Data shown
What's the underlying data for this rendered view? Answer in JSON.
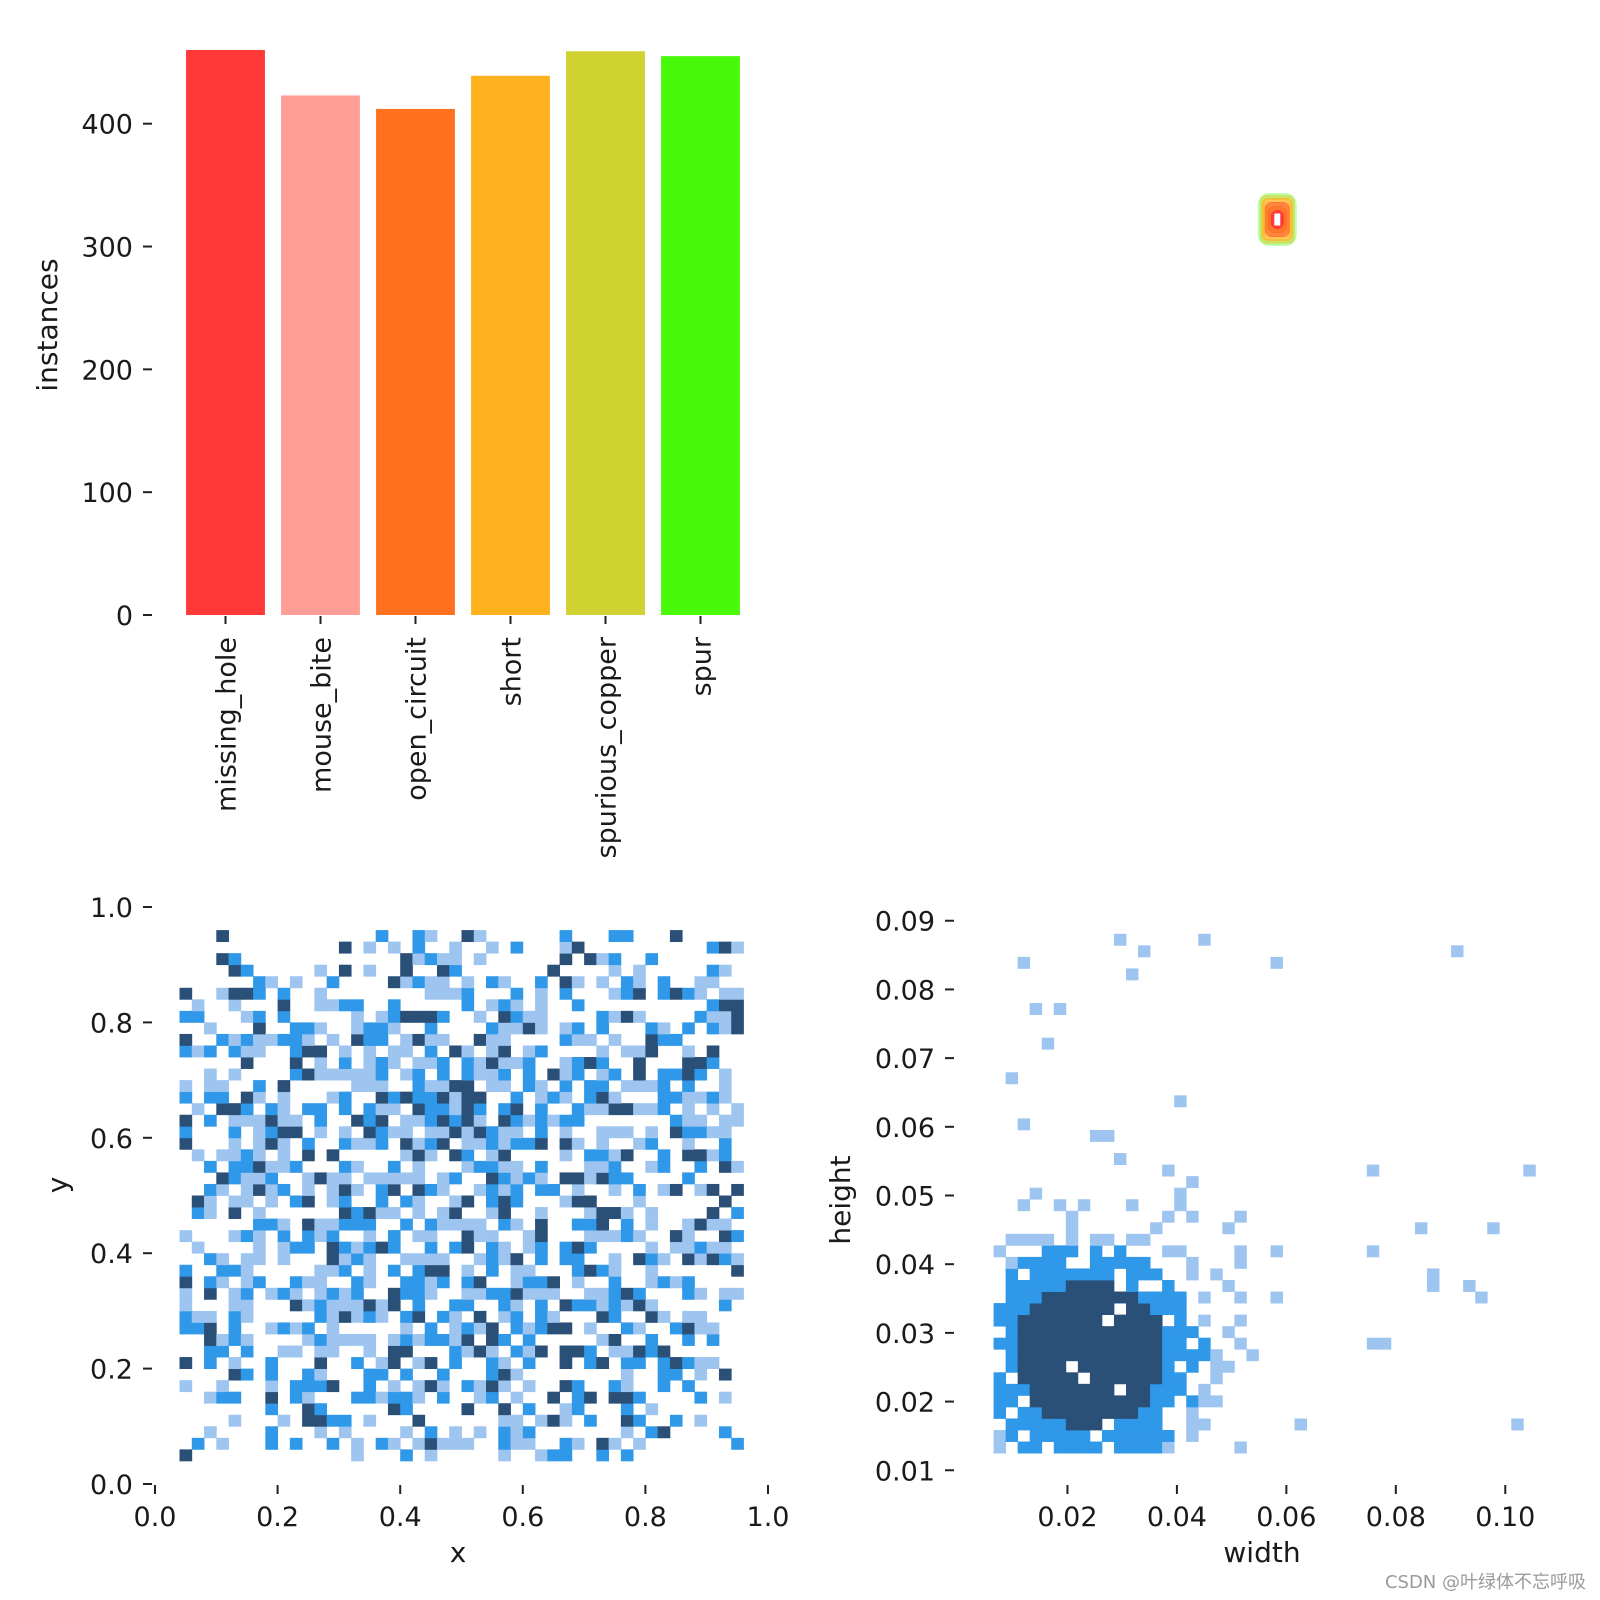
{
  "chart_data": [
    {
      "type": "bar",
      "ylabel": "instances",
      "ylim": [
        0,
        460
      ],
      "yticks": [
        0,
        100,
        200,
        300,
        400
      ],
      "categories": [
        "missing_hole",
        "mouse_bite",
        "open_circuit",
        "short",
        "spurious_copper",
        "spur"
      ],
      "values": [
        460,
        423,
        412,
        439,
        459,
        455
      ],
      "colors": [
        "#ff3838",
        "#ff9d97",
        "#ff701f",
        "#ffb21d",
        "#cfd231",
        "#48f90a"
      ]
    },
    {
      "type": "scatter",
      "marker": "box-outline",
      "x": [
        0.06
      ],
      "y": [
        0.3
      ],
      "colors": [
        "#ff3838",
        "#ff9d97",
        "#ff701f",
        "#ffb21d",
        "#cfd231",
        "#48f90a"
      ]
    },
    {
      "type": "heatmap",
      "xlabel": "x",
      "ylabel": "y",
      "xlim": [
        0,
        1
      ],
      "ylim": [
        0,
        1
      ],
      "xticks": [
        "0.0",
        "0.2",
        "0.4",
        "0.6",
        "0.8",
        "1.0"
      ],
      "yticks": [
        "0.0",
        "0.2",
        "0.4",
        "0.6",
        "0.8",
        "1.0"
      ],
      "bins": 50,
      "color_light": "#9ec5f0",
      "color_mid": "#2f98e8",
      "color_dark": "#2b5078",
      "density_range": [
        0.05,
        0.96
      ]
    },
    {
      "type": "heatmap",
      "xlabel": "width",
      "ylabel": "height",
      "xlim": [
        0,
        0.11
      ],
      "ylim": [
        0.008,
        0.092
      ],
      "xticks": [
        "0.02",
        "0.04",
        "0.06",
        "0.08",
        "0.10"
      ],
      "yticks": [
        "0.01",
        "0.02",
        "0.03",
        "0.04",
        "0.05",
        "0.06",
        "0.07",
        "0.08",
        "0.09"
      ],
      "bins": 50,
      "color_light": "#9ec5f0",
      "color_mid": "#2f98e8",
      "color_dark": "#2b5078",
      "peak": [
        0.023,
        0.026
      ]
    }
  ],
  "watermark": "CSDN @叶绿体不忘呼吸"
}
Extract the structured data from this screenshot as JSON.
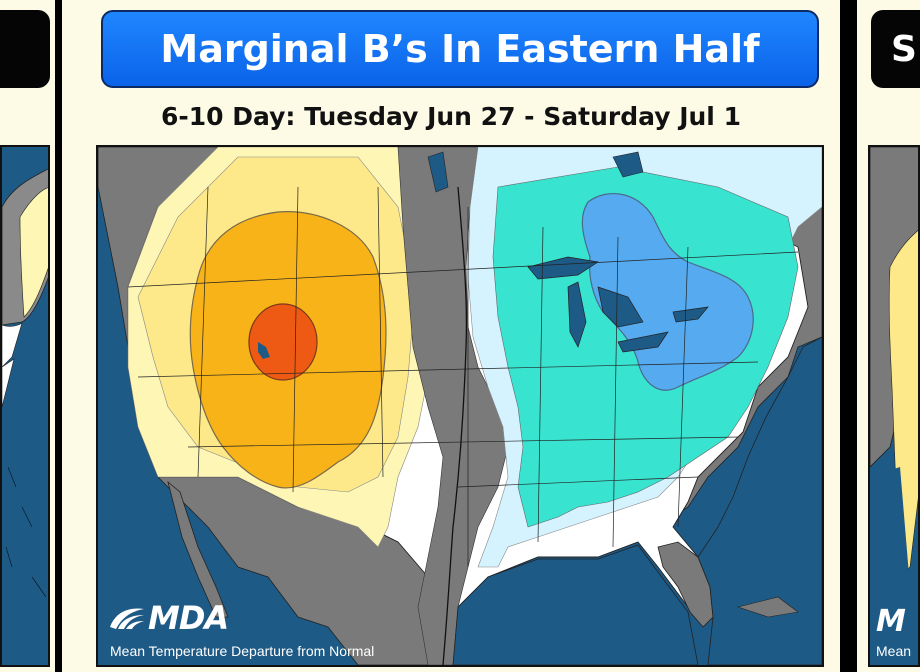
{
  "center_panel": {
    "title": "Marginal B’s In Eastern Half",
    "subtitle": "6-10 Day: Tuesday Jun 27 - Saturday Jul 1",
    "logo_text": "MDA",
    "caption": "Mean Temperature Departure from Normal"
  },
  "right_panel": {
    "title_fragment": "S",
    "logo_fragment": "M",
    "caption_fragment": "Mean"
  },
  "colors": {
    "ocean": "#1d5a86",
    "land_neutral": "#ffffff",
    "near_normal_gray": "#7a7a7a",
    "warm_pale": "#fdf6b4",
    "warm_light": "#fde98a",
    "warm_mid": "#f8b318",
    "warm_hot": "#ee5a14",
    "cool_pale": "#d4f3ff",
    "cool_cyan": "#38e3d0",
    "cool_blue": "#56aaf0",
    "title_blue": "#0b63e8"
  }
}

Your instructions
Retype the records exactly. Any image in them should not appear in what you write.

The result
What's the underlying data for this rendered view? Answer in JSON.
{
  "chart_data": [
    {
      "type": "bar",
      "ylabel": "instances",
      "ylim": [
        0,
        460
      ],
      "yticks": [
        0,
        100,
        200,
        300,
        400
      ],
      "categories": [
        "missing_hole",
        "mouse_bite",
        "open_circuit",
        "short",
        "spurious_copper",
        "spur"
      ],
      "values": [
        460,
        423,
        412,
        439,
        459,
        455
      ],
      "colors": [
        "#ff3838",
        "#ff9d97",
        "#ff701f",
        "#ffb21d",
        "#cfd231",
        "#48f90a"
      ]
    },
    {
      "type": "scatter",
      "marker": "box-outline",
      "x": [
        0.06
      ],
      "y": [
        0.3
      ],
      "colors": [
        "#ff3838",
        "#ff9d97",
        "#ff701f",
        "#ffb21d",
        "#cfd231",
        "#48f90a"
      ]
    },
    {
      "type": "heatmap",
      "xlabel": "x",
      "ylabel": "y",
      "xlim": [
        0,
        1
      ],
      "ylim": [
        0,
        1
      ],
      "xticks": [
        "0.0",
        "0.2",
        "0.4",
        "0.6",
        "0.8",
        "1.0"
      ],
      "yticks": [
        "0.0",
        "0.2",
        "0.4",
        "0.6",
        "0.8",
        "1.0"
      ],
      "bins": 50,
      "color_light": "#9ec5f0",
      "color_mid": "#2f98e8",
      "color_dark": "#2b5078",
      "density_range": [
        0.05,
        0.96
      ]
    },
    {
      "type": "heatmap",
      "xlabel": "width",
      "ylabel": "height",
      "xlim": [
        0,
        0.11
      ],
      "ylim": [
        0.008,
        0.092
      ],
      "xticks": [
        "0.02",
        "0.04",
        "0.06",
        "0.08",
        "0.10"
      ],
      "yticks": [
        "0.01",
        "0.02",
        "0.03",
        "0.04",
        "0.05",
        "0.06",
        "0.07",
        "0.08",
        "0.09"
      ],
      "bins": 50,
      "color_light": "#9ec5f0",
      "color_mid": "#2f98e8",
      "color_dark": "#2b5078",
      "peak": [
        0.023,
        0.026
      ]
    }
  ],
  "watermark": "CSDN @叶绿体不忘呼吸"
}
Extract the structured data from this screenshot as JSON.
{
  "center_panel": {
    "title": "Marginal B’s In Eastern Half",
    "subtitle": "6-10 Day: Tuesday Jun 27 - Saturday Jul 1",
    "logo_text": "MDA",
    "caption": "Mean Temperature Departure from Normal"
  },
  "right_panel": {
    "title_fragment": "S",
    "logo_fragment": "M",
    "caption_fragment": "Mean"
  },
  "colors": {
    "ocean": "#1d5a86",
    "land_neutral": "#ffffff",
    "near_normal_gray": "#7a7a7a",
    "warm_pale": "#fdf6b4",
    "warm_light": "#fde98a",
    "warm_mid": "#f8b318",
    "warm_hot": "#ee5a14",
    "cool_pale": "#d4f3ff",
    "cool_cyan": "#38e3d0",
    "cool_blue": "#56aaf0",
    "title_blue": "#0b63e8"
  }
}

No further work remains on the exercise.